== Aim ==
Show all lines holding "this".

== Data to use ==
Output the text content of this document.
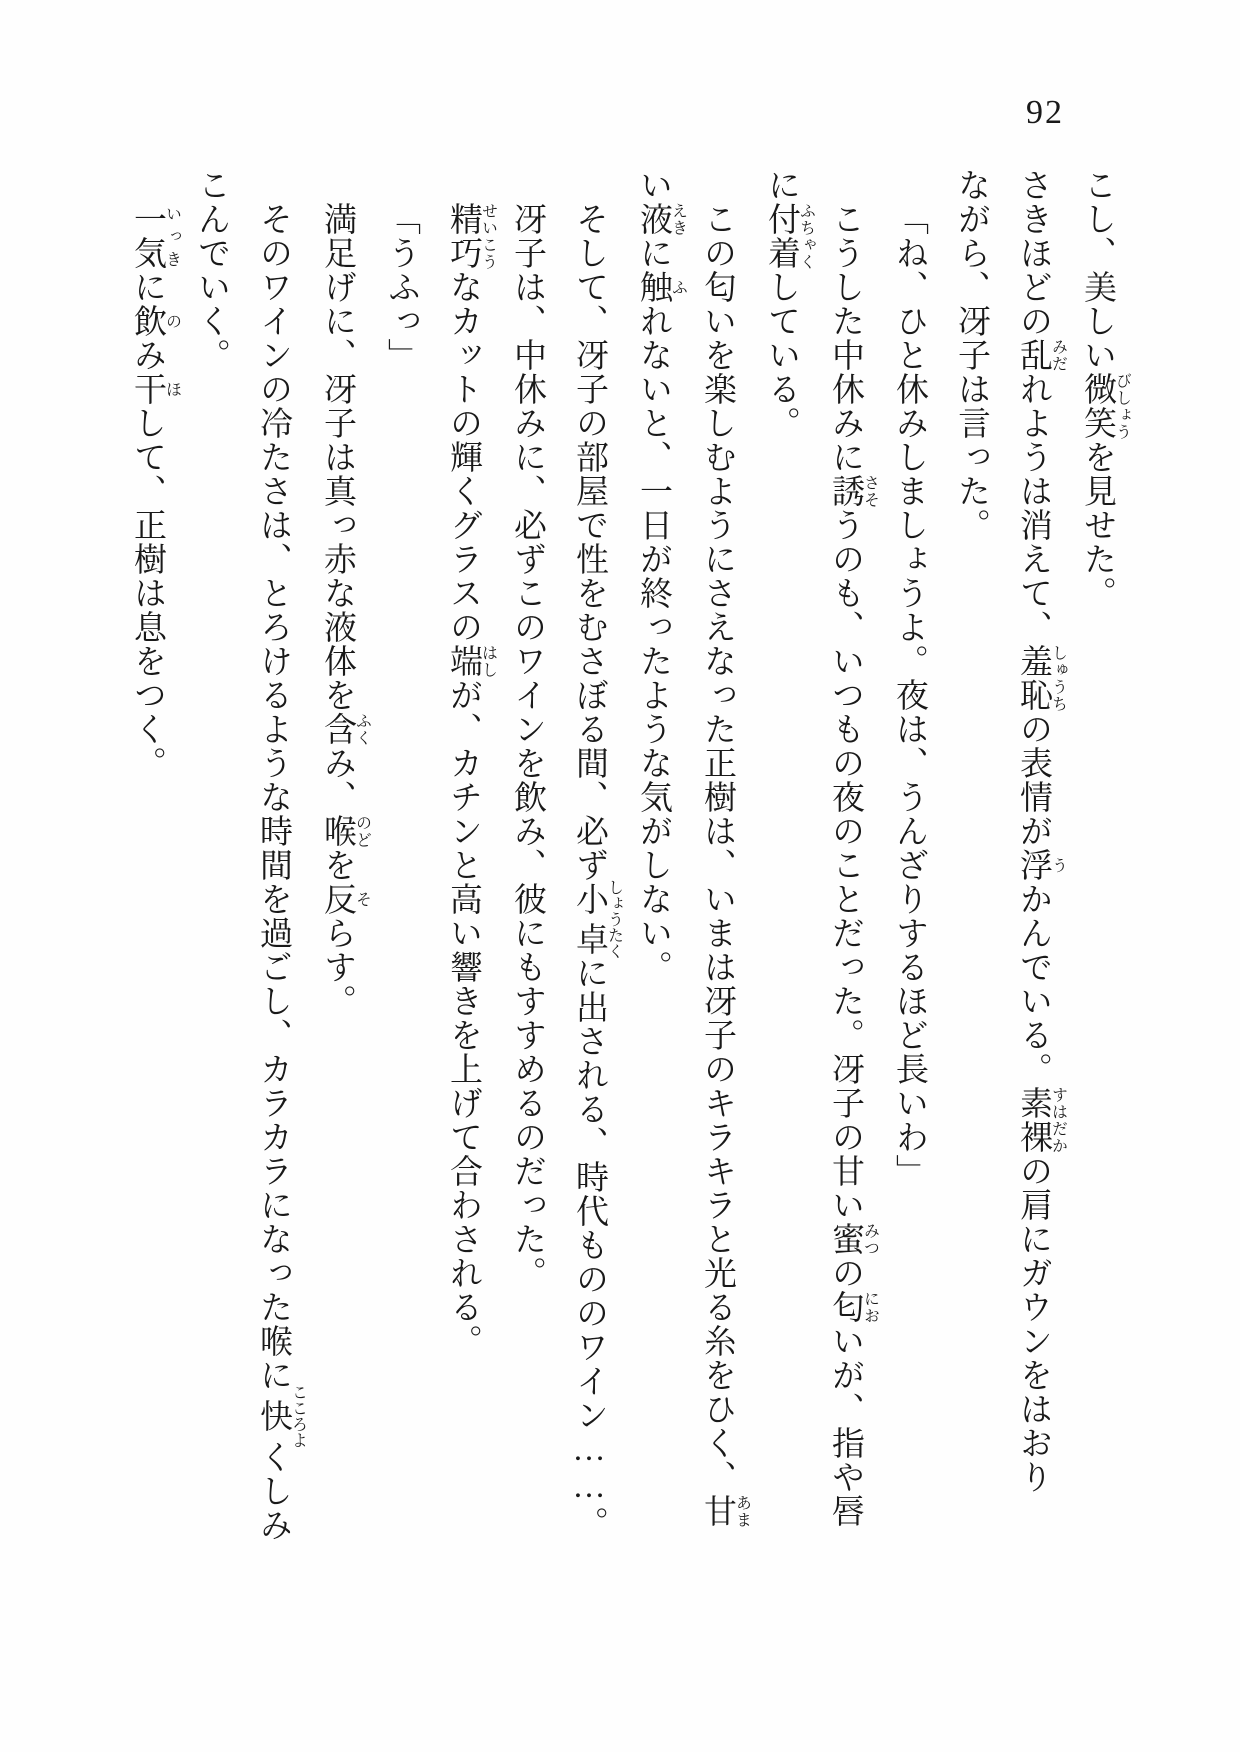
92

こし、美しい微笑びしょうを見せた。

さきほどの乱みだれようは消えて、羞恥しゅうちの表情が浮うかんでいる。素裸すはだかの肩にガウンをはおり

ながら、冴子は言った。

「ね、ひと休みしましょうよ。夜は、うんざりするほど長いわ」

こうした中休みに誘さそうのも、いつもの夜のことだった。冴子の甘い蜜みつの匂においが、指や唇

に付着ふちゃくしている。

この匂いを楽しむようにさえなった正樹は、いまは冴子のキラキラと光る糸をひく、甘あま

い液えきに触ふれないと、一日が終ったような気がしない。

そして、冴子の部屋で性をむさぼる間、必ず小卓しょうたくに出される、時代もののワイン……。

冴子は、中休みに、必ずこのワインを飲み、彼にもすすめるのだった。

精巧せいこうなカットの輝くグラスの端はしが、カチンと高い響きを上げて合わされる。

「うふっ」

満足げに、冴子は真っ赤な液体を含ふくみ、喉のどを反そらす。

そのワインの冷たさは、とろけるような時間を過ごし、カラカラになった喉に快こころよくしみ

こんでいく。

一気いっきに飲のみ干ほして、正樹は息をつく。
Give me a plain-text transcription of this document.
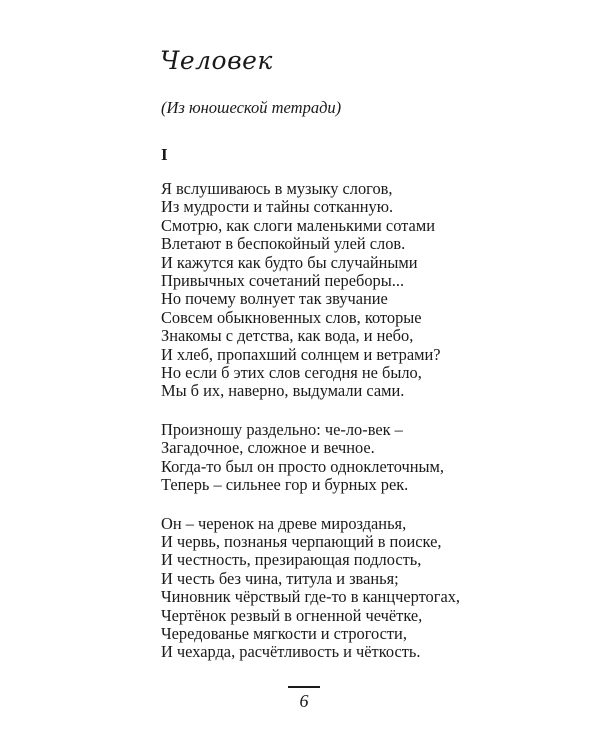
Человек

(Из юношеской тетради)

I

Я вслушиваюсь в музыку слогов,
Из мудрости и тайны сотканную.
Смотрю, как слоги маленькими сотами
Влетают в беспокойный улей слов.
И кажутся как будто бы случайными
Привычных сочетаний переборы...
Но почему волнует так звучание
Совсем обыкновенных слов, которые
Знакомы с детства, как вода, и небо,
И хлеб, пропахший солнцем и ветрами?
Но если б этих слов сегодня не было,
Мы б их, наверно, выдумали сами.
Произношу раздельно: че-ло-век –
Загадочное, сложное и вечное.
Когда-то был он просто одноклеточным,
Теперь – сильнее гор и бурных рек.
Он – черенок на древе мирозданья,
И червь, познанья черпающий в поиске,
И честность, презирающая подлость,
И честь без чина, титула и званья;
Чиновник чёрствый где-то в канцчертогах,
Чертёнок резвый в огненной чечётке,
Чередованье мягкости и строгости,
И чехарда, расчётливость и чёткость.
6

== Solution to the exercise ==
Output the text content of this document.
Give me a plain-text transcription of this document.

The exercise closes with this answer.